>> start Supplied records
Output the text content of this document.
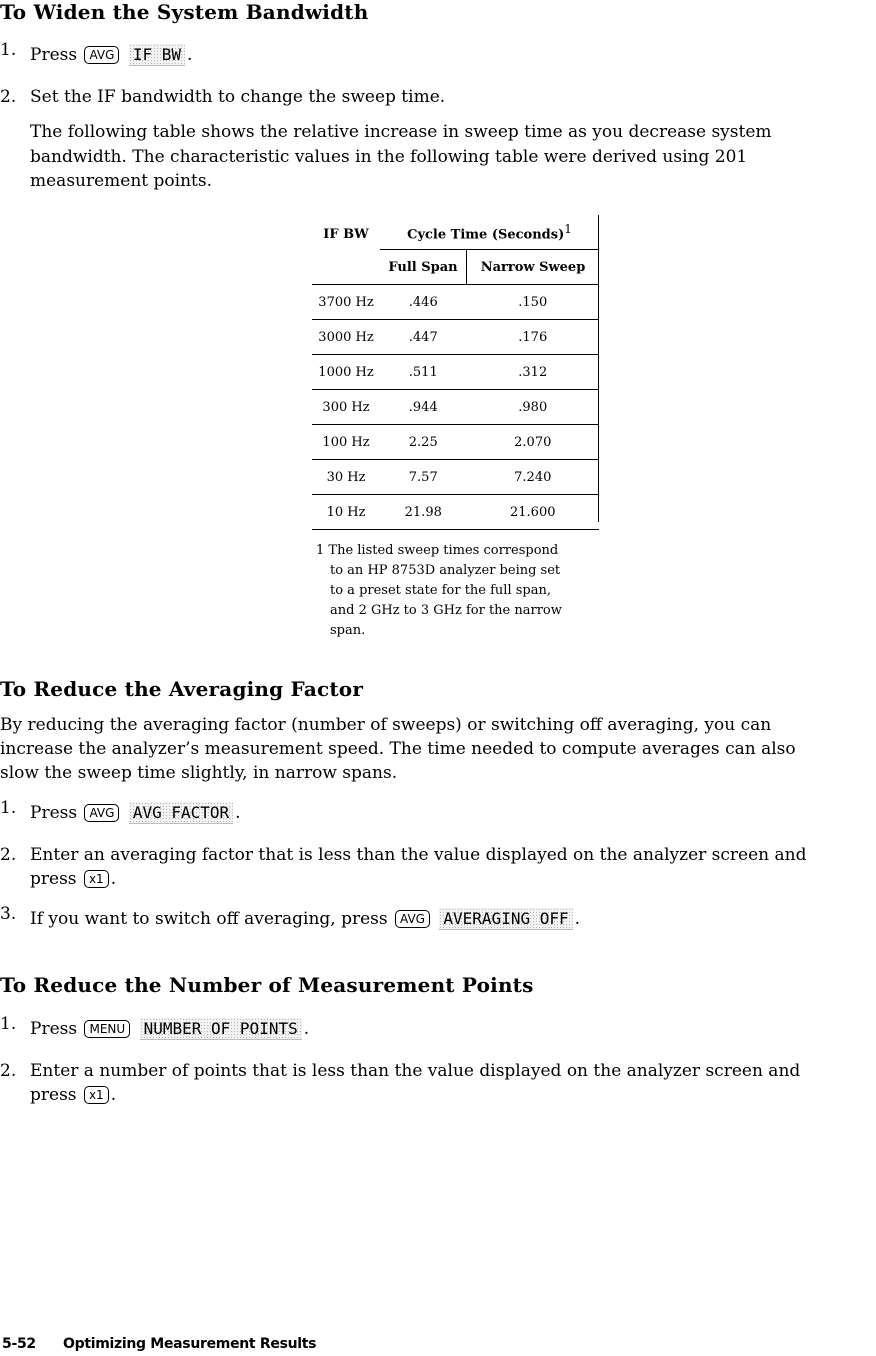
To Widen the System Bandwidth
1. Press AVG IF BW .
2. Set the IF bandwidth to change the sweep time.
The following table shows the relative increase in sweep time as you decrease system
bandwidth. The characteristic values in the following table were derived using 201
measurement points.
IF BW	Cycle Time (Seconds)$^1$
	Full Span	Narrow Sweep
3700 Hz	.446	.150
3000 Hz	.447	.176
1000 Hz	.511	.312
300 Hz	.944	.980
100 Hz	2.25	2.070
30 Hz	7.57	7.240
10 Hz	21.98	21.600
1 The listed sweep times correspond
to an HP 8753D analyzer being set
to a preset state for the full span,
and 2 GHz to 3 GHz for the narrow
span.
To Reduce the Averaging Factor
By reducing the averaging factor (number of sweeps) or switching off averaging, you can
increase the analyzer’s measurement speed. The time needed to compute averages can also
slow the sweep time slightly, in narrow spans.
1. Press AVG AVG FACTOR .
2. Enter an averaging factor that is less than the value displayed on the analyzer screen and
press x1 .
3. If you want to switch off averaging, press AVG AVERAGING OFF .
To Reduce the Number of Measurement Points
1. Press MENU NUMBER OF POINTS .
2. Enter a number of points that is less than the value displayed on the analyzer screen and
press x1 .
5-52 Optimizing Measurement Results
>> end Supplied records
>> start Supplied records
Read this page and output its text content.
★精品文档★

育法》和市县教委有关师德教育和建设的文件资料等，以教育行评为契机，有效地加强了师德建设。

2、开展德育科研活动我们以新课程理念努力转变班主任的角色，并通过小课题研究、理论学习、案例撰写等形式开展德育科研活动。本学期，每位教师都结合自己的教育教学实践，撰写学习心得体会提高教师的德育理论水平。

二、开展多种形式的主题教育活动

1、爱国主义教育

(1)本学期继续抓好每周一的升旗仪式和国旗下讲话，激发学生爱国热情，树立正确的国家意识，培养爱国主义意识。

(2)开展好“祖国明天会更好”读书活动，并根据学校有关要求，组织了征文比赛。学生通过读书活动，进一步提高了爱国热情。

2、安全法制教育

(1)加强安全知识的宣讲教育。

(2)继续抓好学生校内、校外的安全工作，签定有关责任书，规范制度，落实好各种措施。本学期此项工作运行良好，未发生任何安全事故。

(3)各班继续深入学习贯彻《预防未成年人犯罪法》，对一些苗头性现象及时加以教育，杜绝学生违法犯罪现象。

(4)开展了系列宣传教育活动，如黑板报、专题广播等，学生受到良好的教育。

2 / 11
>> end Supplied records
▶ Given task:
Report all lines of the data above that include the string "table".

▶ Final result:
The following table shows the relative increase in sweep time as you decrease system
bandwidth. The characteristic values in the following table were derived using 201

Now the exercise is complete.